◆ **Your goal**
Restate the complete material exactly.

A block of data
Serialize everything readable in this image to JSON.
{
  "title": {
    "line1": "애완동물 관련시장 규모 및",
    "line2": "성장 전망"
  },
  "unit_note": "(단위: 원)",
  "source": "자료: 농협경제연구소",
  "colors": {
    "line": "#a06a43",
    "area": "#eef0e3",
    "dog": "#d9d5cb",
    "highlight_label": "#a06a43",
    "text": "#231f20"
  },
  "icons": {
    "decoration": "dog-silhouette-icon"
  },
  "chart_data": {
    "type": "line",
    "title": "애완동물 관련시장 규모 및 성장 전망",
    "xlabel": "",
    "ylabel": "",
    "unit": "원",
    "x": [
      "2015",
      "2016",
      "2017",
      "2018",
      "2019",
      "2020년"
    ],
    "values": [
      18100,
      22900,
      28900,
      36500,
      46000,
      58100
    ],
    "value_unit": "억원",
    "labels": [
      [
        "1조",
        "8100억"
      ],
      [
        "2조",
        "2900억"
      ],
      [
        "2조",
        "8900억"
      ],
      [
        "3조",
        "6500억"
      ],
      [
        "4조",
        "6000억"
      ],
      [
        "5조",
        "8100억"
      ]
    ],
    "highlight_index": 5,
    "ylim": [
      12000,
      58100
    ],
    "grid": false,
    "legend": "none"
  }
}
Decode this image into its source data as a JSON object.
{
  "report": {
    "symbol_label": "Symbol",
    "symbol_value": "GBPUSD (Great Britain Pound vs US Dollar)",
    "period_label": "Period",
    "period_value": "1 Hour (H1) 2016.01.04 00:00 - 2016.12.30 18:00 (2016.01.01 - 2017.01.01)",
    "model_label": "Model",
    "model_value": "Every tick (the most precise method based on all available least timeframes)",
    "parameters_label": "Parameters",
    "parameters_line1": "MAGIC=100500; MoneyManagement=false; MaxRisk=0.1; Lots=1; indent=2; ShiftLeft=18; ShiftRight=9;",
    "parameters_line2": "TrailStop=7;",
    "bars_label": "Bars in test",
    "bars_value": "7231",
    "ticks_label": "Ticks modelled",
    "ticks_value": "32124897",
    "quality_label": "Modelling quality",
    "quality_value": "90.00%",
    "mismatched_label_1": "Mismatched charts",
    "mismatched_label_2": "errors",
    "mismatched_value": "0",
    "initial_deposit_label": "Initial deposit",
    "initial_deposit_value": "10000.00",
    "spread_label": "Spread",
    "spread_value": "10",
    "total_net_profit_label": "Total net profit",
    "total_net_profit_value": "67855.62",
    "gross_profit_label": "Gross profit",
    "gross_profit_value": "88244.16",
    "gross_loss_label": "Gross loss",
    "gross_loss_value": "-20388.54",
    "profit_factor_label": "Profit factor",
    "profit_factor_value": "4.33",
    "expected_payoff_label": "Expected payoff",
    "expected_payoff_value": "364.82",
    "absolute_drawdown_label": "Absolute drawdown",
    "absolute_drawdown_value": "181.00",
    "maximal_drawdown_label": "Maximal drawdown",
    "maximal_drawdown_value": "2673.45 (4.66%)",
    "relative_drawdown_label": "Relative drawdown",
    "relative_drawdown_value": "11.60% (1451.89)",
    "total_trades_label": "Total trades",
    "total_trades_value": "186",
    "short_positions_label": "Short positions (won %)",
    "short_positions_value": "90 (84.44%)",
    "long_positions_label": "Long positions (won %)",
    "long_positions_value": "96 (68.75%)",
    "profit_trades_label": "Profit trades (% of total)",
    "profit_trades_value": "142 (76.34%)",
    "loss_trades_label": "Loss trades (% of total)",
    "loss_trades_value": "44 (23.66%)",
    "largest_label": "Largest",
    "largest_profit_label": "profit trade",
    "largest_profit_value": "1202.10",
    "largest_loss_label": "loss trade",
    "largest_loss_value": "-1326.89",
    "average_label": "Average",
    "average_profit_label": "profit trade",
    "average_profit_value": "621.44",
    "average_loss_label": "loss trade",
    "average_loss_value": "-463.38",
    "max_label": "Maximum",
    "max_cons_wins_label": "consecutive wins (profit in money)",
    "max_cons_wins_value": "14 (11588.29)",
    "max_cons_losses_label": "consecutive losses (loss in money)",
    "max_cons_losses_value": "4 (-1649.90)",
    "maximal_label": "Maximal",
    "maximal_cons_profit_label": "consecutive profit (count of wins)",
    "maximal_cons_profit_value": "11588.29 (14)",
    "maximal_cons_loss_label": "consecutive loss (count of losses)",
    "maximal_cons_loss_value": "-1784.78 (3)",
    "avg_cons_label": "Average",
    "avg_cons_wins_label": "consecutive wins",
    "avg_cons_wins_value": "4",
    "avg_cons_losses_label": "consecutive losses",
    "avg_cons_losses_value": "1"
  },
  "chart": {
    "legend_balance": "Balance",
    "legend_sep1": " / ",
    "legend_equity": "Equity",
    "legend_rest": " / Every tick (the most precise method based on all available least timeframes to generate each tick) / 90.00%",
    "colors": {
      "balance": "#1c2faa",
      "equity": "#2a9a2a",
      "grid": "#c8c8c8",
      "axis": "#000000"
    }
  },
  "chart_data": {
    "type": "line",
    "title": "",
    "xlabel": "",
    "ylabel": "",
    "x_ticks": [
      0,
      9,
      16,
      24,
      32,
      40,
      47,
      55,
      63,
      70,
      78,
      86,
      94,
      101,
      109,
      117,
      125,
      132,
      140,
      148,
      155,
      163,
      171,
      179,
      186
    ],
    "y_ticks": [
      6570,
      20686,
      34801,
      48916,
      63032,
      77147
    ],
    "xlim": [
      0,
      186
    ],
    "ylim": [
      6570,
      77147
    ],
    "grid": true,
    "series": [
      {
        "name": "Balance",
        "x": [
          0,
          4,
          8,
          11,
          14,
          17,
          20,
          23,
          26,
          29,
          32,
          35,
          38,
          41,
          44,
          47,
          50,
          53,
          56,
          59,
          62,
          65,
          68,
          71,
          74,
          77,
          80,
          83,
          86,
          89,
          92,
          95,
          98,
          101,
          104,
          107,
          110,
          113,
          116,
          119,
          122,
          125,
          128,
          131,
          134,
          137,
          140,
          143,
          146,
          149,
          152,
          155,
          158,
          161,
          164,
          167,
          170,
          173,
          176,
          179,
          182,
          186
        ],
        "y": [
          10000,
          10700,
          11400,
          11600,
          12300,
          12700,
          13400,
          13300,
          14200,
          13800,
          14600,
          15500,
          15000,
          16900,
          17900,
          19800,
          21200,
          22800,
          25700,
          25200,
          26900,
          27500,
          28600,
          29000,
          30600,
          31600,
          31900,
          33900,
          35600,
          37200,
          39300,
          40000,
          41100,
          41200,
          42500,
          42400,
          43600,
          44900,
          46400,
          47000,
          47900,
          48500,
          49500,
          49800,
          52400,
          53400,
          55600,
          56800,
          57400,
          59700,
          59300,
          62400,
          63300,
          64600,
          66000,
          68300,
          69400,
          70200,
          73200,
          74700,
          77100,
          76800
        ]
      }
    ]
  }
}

◆ **Solved problem**
Serialize everything readable in this image to JSON.
{
  "title": {
    "line1": "애완동물 관련시장 규모 및",
    "line2": "성장 전망"
  },
  "unit_note": "(단위: 원)",
  "source": "자료: 농협경제연구소",
  "colors": {
    "line": "#a06a43",
    "area": "#eef0e3",
    "dog": "#d9d5cb",
    "highlight_label": "#a06a43",
    "text": "#231f20"
  },
  "icons": {
    "decoration": "dog-silhouette-icon"
  },
  "chart_data": {
    "type": "line",
    "title": "애완동물 관련시장 규모 및 성장 전망",
    "xlabel": "",
    "ylabel": "",
    "unit": "원",
    "x": [
      "2015",
      "2016",
      "2017",
      "2018",
      "2019",
      "2020년"
    ],
    "values": [
      18100,
      22900,
      28900,
      36500,
      46000,
      58100
    ],
    "value_unit": "억원",
    "labels": [
      [
        "1조",
        "8100억"
      ],
      [
        "2조",
        "2900억"
      ],
      [
        "2조",
        "8900억"
      ],
      [
        "3조",
        "6500억"
      ],
      [
        "4조",
        "6000억"
      ],
      [
        "5조",
        "8100억"
      ]
    ],
    "highlight_index": 5,
    "ylim": [
      12000,
      58100
    ],
    "grid": false,
    "legend": "none"
  }
}
Decode this image into its source data as a JSON object.
{
  "report": {
    "symbol_label": "Symbol",
    "symbol_value": "GBPUSD (Great Britain Pound vs US Dollar)",
    "period_label": "Period",
    "period_value": "1 Hour (H1) 2016.01.04 00:00 - 2016.12.30 18:00 (2016.01.01 - 2017.01.01)",
    "model_label": "Model",
    "model_value": "Every tick (the most precise method based on all available least timeframes)",
    "parameters_label": "Parameters",
    "parameters_line1": "MAGIC=100500; MoneyManagement=false; MaxRisk=0.1; Lots=1; indent=2; ShiftLeft=18; ShiftRight=9;",
    "parameters_line2": "TrailStop=7;",
    "bars_label": "Bars in test",
    "bars_value": "7231",
    "ticks_label": "Ticks modelled",
    "ticks_value": "32124897",
    "quality_label": "Modelling quality",
    "quality_value": "90.00%",
    "mismatched_label_1": "Mismatched charts",
    "mismatched_label_2": "errors",
    "mismatched_value": "0",
    "initial_deposit_label": "Initial deposit",
    "initial_deposit_value": "10000.00",
    "spread_label": "Spread",
    "spread_value": "10",
    "total_net_profit_label": "Total net profit",
    "total_net_profit_value": "67855.62",
    "gross_profit_label": "Gross profit",
    "gross_profit_value": "88244.16",
    "gross_loss_label": "Gross loss",
    "gross_loss_value": "-20388.54",
    "profit_factor_label": "Profit factor",
    "profit_factor_value": "4.33",
    "expected_payoff_label": "Expected payoff",
    "expected_payoff_value": "364.82",
    "absolute_drawdown_label": "Absolute drawdown",
    "absolute_drawdown_value": "181.00",
    "maximal_drawdown_label": "Maximal drawdown",
    "maximal_drawdown_value": "2673.45 (4.66%)",
    "relative_drawdown_label": "Relative drawdown",
    "relative_drawdown_value": "11.60% (1451.89)",
    "total_trades_label": "Total trades",
    "total_trades_value": "186",
    "short_positions_label": "Short positions (won %)",
    "short_positions_value": "90 (84.44%)",
    "long_positions_label": "Long positions (won %)",
    "long_positions_value": "96 (68.75%)",
    "profit_trades_label": "Profit trades (% of total)",
    "profit_trades_value": "142 (76.34%)",
    "loss_trades_label": "Loss trades (% of total)",
    "loss_trades_value": "44 (23.66%)",
    "largest_label": "Largest",
    "largest_profit_label": "profit trade",
    "largest_profit_value": "1202.10",
    "largest_loss_label": "loss trade",
    "largest_loss_value": "-1326.89",
    "average_label": "Average",
    "average_profit_label": "profit trade",
    "average_profit_value": "621.44",
    "average_loss_label": "loss trade",
    "average_loss_value": "-463.38",
    "max_label": "Maximum",
    "max_cons_wins_label": "consecutive wins (profit in money)",
    "max_cons_wins_value": "14 (11588.29)",
    "max_cons_losses_label": "consecutive losses (loss in money)",
    "max_cons_losses_value": "4 (-1649.90)",
    "maximal_label": "Maximal",
    "maximal_cons_profit_label": "consecutive profit (count of wins)",
    "maximal_cons_profit_value": "11588.29 (14)",
    "maximal_cons_loss_label": "consecutive loss (count of losses)",
    "maximal_cons_loss_value": "-1784.78 (3)",
    "avg_cons_label": "Average",
    "avg_cons_wins_label": "consecutive wins",
    "avg_cons_wins_value": "4",
    "avg_cons_losses_label": "consecutive losses",
    "avg_cons_losses_value": "1"
  },
  "chart": {
    "legend_balance": "Balance",
    "legend_sep1": " / ",
    "legend_equity": "Equity",
    "legend_rest": " / Every tick (the most precise method based on all available least timeframes to generate each tick) / 90.00%",
    "colors": {
      "balance": "#1c2faa",
      "equity": "#2a9a2a",
      "grid": "#c8c8c8",
      "axis": "#000000"
    }
  },
  "chart_data": {
    "type": "line",
    "title": "",
    "xlabel": "",
    "ylabel": "",
    "x_ticks": [
      0,
      9,
      16,
      24,
      32,
      40,
      47,
      55,
      63,
      70,
      78,
      86,
      94,
      101,
      109,
      117,
      125,
      132,
      140,
      148,
      155,
      163,
      171,
      179,
      186
    ],
    "y_ticks": [
      6570,
      20686,
      34801,
      48916,
      63032,
      77147
    ],
    "xlim": [
      0,
      186
    ],
    "ylim": [
      6570,
      77147
    ],
    "grid": true,
    "series": [
      {
        "name": "Balance",
        "x": [
          0,
          4,
          8,
          11,
          14,
          17,
          20,
          23,
          26,
          29,
          32,
          35,
          38,
          41,
          44,
          47,
          50,
          53,
          56,
          59,
          62,
          65,
          68,
          71,
          74,
          77,
          80,
          83,
          86,
          89,
          92,
          95,
          98,
          101,
          104,
          107,
          110,
          113,
          116,
          119,
          122,
          125,
          128,
          131,
          134,
          137,
          140,
          143,
          146,
          149,
          152,
          155,
          158,
          161,
          164,
          167,
          170,
          173,
          176,
          179,
          182,
          186
        ],
        "y": [
          10000,
          10700,
          11400,
          11600,
          12300,
          12700,
          13400,
          13300,
          14200,
          13800,
          14600,
          15500,
          15000,
          16900,
          17900,
          19800,
          21200,
          22800,
          25700,
          25200,
          26900,
          27500,
          28600,
          29000,
          30600,
          31600,
          31900,
          33900,
          35600,
          37200,
          39300,
          40000,
          41100,
          41200,
          42500,
          42400,
          43600,
          44900,
          46400,
          47000,
          47900,
          48500,
          49500,
          49800,
          52400,
          53400,
          55600,
          56800,
          57400,
          59700,
          59300,
          62400,
          63300,
          64600,
          66000,
          68300,
          69400,
          70200,
          73200,
          74700,
          77100,
          76800
        ]
      }
    ]
  }
}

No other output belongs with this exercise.